▶ **EXERCISE OBJECTIVE**
Give the number of lines containing the word "بيعي", and nothing else.

# Start of INFORMATION GIVEN

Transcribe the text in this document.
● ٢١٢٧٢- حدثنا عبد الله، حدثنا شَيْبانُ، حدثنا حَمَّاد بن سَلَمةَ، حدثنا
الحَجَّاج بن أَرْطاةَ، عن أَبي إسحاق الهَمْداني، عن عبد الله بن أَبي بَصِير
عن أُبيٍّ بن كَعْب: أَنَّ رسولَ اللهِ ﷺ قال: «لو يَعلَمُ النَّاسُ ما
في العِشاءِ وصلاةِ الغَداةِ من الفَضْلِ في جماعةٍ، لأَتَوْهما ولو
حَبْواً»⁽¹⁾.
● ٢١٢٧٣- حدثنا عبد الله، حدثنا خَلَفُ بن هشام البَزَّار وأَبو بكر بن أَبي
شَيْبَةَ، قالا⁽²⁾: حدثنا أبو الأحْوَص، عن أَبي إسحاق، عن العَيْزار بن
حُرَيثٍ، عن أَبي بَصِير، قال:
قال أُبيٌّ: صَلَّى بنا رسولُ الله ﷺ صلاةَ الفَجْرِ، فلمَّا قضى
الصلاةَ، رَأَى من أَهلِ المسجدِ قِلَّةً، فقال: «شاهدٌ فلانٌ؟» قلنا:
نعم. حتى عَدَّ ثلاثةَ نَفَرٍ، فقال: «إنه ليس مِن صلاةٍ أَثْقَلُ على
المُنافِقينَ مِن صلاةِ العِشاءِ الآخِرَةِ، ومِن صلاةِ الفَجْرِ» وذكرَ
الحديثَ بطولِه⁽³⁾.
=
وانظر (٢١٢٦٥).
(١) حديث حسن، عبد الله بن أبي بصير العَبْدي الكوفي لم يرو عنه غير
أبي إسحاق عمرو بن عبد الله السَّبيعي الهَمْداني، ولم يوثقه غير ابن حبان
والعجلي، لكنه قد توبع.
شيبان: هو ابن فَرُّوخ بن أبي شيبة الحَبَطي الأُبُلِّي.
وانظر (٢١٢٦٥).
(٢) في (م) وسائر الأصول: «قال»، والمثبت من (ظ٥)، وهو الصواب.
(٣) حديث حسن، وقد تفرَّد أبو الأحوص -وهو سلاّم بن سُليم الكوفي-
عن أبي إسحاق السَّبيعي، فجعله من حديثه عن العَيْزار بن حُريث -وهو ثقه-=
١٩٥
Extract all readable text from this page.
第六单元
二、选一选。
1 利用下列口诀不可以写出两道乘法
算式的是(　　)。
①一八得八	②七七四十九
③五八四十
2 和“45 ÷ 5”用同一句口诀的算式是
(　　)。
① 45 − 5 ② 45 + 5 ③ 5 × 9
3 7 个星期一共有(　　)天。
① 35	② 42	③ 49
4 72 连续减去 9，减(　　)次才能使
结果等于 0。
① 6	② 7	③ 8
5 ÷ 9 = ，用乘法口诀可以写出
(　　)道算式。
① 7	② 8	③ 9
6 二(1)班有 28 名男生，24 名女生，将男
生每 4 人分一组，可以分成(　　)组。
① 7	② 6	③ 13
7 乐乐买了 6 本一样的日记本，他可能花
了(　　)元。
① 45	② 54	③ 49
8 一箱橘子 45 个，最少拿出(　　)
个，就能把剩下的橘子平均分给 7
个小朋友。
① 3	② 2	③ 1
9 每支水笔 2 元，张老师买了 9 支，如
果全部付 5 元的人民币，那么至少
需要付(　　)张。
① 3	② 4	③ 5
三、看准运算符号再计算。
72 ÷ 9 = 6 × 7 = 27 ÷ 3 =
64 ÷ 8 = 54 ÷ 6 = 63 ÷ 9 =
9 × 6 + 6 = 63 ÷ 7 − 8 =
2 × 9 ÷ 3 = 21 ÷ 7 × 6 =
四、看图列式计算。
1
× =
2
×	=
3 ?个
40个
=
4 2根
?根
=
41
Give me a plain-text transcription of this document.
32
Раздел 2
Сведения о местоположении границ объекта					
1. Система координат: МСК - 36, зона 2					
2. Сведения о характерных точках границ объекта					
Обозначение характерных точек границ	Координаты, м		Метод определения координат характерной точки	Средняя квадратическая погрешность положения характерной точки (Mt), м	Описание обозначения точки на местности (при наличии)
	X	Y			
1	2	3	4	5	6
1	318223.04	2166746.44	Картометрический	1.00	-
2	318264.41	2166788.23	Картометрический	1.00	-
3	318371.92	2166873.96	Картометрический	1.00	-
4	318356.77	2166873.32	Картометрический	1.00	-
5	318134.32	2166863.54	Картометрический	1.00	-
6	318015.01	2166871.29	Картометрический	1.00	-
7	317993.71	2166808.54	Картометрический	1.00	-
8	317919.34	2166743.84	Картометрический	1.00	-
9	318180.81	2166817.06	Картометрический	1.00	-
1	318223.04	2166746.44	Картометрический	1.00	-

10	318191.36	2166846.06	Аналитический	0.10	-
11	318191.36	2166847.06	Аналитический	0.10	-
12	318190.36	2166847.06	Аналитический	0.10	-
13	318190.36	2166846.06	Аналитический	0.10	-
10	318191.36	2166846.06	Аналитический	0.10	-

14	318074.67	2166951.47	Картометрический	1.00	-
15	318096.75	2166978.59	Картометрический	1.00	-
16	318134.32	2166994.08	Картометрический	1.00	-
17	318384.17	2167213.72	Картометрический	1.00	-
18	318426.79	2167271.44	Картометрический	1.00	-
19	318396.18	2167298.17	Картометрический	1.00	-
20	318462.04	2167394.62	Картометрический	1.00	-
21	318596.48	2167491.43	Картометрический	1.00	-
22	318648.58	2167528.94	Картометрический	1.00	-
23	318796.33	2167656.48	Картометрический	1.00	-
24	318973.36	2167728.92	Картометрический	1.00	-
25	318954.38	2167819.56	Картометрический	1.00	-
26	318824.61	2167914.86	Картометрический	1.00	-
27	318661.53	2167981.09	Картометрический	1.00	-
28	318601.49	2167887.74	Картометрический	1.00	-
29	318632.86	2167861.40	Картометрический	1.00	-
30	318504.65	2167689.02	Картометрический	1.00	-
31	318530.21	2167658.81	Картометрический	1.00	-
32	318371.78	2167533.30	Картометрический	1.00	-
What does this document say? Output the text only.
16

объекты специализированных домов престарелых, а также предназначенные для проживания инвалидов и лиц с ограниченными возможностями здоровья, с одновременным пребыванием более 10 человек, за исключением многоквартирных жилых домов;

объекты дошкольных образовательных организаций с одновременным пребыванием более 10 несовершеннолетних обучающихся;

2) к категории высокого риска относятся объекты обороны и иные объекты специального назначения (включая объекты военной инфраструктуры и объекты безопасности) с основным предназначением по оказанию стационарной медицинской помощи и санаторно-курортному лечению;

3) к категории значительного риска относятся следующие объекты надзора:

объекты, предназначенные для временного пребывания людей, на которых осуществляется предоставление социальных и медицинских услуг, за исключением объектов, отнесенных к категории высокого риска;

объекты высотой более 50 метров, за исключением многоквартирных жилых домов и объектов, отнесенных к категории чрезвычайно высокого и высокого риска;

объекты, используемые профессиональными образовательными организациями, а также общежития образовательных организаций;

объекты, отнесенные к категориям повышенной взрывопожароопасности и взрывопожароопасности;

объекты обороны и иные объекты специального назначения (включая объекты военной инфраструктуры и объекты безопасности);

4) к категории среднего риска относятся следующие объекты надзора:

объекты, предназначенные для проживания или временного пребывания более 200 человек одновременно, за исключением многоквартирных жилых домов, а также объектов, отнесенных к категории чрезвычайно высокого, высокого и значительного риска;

# End of INFORMATION GIVEN

▶ **OUTPUT**
2